[Extracted data entries]
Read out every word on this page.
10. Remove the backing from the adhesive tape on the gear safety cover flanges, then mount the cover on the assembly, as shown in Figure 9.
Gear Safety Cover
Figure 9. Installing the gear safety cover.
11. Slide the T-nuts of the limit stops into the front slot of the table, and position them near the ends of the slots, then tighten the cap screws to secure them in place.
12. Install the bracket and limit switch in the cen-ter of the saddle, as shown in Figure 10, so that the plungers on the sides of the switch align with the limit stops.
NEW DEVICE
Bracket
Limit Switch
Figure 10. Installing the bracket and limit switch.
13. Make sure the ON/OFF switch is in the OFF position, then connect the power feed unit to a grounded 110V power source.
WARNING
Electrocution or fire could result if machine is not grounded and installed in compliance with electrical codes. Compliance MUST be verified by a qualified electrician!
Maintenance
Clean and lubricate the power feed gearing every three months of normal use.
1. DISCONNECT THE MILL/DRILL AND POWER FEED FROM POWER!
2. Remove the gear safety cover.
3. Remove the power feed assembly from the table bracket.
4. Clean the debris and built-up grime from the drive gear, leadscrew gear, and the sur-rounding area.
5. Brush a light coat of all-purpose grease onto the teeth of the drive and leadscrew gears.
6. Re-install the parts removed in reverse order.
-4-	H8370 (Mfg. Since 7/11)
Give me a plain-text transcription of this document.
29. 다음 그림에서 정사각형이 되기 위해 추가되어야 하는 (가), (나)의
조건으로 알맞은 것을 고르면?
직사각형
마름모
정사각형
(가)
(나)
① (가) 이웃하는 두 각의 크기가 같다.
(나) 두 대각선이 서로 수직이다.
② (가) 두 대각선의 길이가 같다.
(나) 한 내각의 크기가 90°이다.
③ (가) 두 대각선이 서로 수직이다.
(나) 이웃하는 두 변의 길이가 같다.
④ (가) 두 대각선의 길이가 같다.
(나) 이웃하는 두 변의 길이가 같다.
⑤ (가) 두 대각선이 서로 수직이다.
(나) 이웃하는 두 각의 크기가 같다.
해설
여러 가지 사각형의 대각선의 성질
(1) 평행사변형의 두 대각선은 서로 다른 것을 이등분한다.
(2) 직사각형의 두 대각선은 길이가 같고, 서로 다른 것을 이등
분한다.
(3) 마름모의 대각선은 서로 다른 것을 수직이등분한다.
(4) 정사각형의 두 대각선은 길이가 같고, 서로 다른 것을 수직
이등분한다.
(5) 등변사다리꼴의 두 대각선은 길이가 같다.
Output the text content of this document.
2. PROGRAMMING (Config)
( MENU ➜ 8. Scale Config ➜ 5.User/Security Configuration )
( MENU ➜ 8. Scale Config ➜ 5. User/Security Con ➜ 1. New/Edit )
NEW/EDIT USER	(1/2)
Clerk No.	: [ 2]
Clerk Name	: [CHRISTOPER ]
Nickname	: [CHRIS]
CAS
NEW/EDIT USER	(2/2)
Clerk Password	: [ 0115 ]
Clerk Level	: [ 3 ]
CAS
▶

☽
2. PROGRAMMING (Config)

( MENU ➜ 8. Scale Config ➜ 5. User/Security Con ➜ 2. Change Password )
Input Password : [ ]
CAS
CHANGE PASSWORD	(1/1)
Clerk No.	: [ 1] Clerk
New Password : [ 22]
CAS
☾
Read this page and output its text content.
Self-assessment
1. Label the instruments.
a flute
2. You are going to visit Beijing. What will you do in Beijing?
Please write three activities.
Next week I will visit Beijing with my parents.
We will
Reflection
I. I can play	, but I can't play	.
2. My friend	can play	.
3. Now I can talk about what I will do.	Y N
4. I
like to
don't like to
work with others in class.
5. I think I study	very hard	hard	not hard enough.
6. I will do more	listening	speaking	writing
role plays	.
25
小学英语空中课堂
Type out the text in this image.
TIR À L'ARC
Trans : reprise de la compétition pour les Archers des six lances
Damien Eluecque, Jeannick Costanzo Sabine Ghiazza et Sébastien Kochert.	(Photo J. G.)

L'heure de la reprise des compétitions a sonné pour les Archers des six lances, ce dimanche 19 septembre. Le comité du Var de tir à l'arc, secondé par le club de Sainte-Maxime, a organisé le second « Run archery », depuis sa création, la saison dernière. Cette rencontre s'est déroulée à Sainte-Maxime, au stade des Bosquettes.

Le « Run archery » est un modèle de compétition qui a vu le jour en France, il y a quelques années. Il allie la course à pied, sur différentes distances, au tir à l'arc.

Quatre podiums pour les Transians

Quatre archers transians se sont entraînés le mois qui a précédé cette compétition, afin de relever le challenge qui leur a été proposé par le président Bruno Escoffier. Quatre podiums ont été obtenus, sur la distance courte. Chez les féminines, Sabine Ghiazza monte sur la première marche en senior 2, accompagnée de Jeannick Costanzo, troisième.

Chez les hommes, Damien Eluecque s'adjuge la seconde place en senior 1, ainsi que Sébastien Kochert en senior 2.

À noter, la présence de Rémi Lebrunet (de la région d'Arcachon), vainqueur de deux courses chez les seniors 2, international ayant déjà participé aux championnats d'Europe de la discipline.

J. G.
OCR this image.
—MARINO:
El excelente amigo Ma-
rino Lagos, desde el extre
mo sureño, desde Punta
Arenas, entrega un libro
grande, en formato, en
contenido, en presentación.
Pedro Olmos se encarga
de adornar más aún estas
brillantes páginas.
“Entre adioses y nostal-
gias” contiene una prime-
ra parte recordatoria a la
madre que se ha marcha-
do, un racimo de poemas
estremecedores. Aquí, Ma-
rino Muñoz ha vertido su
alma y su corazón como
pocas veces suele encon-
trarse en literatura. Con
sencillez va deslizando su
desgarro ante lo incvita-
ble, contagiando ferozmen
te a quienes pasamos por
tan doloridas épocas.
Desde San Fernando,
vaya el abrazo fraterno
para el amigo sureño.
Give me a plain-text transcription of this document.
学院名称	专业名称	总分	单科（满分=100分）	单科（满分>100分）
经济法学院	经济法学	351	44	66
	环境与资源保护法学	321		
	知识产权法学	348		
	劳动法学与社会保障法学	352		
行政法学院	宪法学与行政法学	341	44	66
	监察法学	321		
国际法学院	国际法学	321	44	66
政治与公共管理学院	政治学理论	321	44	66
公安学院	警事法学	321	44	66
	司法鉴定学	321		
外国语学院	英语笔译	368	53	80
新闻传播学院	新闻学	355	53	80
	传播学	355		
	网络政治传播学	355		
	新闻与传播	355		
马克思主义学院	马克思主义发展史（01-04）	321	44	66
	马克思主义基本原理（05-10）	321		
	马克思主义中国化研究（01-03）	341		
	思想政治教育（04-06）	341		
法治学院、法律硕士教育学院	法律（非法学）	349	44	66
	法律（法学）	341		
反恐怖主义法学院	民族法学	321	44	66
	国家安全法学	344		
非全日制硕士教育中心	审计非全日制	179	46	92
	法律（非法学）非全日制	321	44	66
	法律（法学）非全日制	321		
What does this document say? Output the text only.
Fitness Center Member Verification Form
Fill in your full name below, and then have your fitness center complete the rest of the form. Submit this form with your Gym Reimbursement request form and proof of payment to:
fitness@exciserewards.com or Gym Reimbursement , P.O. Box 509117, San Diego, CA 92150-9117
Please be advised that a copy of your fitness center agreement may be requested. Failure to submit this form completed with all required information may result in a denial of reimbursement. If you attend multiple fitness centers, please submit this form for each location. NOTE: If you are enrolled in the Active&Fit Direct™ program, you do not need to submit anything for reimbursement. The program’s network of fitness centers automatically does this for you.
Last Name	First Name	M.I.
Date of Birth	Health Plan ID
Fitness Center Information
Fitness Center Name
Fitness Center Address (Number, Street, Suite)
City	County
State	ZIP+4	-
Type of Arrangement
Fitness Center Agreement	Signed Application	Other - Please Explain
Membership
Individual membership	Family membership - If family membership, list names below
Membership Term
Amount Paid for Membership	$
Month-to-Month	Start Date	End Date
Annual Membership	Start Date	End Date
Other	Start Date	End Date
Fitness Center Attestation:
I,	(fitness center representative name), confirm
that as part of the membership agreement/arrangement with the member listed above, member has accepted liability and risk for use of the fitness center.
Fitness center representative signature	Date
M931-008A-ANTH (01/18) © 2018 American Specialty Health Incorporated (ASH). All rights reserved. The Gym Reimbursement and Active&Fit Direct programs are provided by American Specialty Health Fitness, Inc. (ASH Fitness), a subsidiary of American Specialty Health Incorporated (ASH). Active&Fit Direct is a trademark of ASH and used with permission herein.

#### WHAT THE EXERCISE ASKS:
Search the data for "대각선이". Copy every line that has it.

#### THE SOLUTION:
(나) 두 대각선이 서로 수직이다.
③ (가) 두 대각선이 서로 수직이다.
⑤ (가) 두 대각선이 서로 수직이다.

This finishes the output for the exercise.